Passage to read:

┌────────

China Database Methodology

It is important to explain in some detail how the analysis of the historical data and the modelling of the forecasts has been done.  This is because China’s demographic data, while quite extensive, does nonetheless contain quite a few issues that must be dealt with in order to get a proper understanding of what the population is really like.  While it is often said that China’s published data is questionable, the fact is that China is one of the few countries in the world where the entire population is ‘registered’.  As such, in terms of demographics there is a comprehensive and quite reliable database available.  However, such is the size of China that the aggregation of the statistics does cause some issues which need to be dealt with before forecasts can be made.


DATA Sources

All data used in this Report is obtained from publications of the National Bureau of Statistics of China, hereafter referred to as the NBS.  The NBS makes available quite a wide range of data in a number of publications including the National Statistical Yearbook as well as the Statistical Yearbook for each province.  There are also publications by the NBS giving county and City level data.  While some of this data or is available online, at the time of writing this Report the majority of the most recent data is still only obtainable in print form (currently the web is about 6 months behind print – this will no doubt change in time.).  As such Global Demographics Ltd. acquires the entire range of publications each year and they are the input source for the population models.

Global Demographics Ltd also purchases and uses publications by various Ministries in China including Health, Labour, and Education.  In many respects these provide a useful cross check on the data obtained directly from the NBS.  For example, the number of students registered as entering primary school aged six should correlate with the number of births reported six years earlier.

The source data is then entered into our own templates and checked for consistency with previous years’ data as well as summing over totals etc.

└────────

Requirement 1:
According to the China database methodology, roughly how far behind print is the online data?

Exercise data:
┌────────

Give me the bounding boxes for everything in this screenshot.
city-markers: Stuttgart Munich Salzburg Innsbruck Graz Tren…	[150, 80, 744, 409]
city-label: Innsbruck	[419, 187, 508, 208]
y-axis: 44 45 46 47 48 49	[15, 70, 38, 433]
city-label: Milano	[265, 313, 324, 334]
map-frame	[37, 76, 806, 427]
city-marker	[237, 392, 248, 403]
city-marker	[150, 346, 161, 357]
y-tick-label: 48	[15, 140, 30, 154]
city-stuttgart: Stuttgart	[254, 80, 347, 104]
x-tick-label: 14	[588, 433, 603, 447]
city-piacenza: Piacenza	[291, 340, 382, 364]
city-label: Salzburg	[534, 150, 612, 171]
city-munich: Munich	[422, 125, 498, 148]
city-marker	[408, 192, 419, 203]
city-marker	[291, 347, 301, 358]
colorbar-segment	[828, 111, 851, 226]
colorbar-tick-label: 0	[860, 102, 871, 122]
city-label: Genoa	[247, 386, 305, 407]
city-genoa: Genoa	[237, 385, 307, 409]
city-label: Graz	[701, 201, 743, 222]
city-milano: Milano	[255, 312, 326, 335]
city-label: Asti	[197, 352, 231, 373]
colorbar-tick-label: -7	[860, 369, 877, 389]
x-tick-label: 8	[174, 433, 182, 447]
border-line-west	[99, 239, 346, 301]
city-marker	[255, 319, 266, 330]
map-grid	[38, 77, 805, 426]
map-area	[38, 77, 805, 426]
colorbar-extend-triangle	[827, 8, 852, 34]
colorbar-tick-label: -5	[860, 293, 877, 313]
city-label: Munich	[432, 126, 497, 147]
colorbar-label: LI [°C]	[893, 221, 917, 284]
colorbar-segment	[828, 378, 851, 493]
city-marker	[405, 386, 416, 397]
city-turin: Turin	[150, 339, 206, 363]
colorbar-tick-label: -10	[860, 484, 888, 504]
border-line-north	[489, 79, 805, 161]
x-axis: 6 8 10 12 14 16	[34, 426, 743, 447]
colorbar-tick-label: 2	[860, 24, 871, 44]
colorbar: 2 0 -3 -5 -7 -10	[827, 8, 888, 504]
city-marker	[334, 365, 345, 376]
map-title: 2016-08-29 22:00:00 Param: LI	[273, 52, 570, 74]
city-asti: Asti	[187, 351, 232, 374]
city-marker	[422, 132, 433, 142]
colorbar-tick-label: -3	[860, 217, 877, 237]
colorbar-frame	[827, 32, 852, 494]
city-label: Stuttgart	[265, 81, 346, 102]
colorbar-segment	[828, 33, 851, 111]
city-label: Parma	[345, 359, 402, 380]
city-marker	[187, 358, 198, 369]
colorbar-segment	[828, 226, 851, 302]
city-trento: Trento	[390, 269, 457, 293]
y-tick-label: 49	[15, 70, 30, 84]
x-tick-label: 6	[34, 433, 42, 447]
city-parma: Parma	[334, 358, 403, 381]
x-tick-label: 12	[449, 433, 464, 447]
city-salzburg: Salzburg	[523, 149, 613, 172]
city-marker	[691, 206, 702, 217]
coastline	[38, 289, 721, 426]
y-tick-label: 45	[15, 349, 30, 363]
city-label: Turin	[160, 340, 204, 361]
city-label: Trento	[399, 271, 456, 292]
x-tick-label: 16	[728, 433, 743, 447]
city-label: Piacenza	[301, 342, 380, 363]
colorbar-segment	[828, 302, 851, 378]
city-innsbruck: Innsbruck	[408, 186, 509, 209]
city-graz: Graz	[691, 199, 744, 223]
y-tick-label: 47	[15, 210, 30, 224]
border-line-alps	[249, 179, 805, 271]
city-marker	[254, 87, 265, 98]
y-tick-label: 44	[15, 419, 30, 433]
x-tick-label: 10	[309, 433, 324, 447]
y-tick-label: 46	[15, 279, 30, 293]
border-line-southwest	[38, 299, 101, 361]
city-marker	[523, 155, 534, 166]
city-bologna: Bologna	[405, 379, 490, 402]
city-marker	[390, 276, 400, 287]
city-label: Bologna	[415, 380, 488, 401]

└────────

Requirement 2:
Please give only the part of the entries that runs from the first one through the line containing "433, 182, 447]", substituting "town-label" for each "city-label" and keeping everything else the same.

Expected answer 1:
About 6 months.

Expected answer 2:
Give me the bounding boxes for everything in this screenshot.
city-markers: Stuttgart Munich Salzburg Innsbruck Graz Tren…	[150, 80, 744, 409]
town-label: Innsbruck	[419, 187, 508, 208]
y-axis: 44 45 46 47 48 49	[15, 70, 38, 433]
town-label: Milano	[265, 313, 324, 334]
map-frame	[37, 76, 806, 427]
city-marker	[237, 392, 248, 403]
city-marker	[150, 346, 161, 357]
y-tick-label: 48	[15, 140, 30, 154]
city-stuttgart: Stuttgart	[254, 80, 347, 104]
x-tick-label: 14	[588, 433, 603, 447]
city-piacenza: Piacenza	[291, 340, 382, 364]
town-label: Salzburg	[534, 150, 612, 171]
city-munich: Munich	[422, 125, 498, 148]
city-marker	[408, 192, 419, 203]
city-marker	[291, 347, 301, 358]
colorbar-segment	[828, 111, 851, 226]
colorbar-tick-label: 0	[860, 102, 871, 122]
town-label: Genoa	[247, 386, 305, 407]
city-genoa: Genoa	[237, 385, 307, 409]
town-label: Graz	[701, 201, 743, 222]
city-milano: Milano	[255, 312, 326, 335]
town-label: Asti	[197, 352, 231, 373]
colorbar-tick-label: -7	[860, 369, 877, 389]
x-tick-label: 8	[174, 433, 182, 447]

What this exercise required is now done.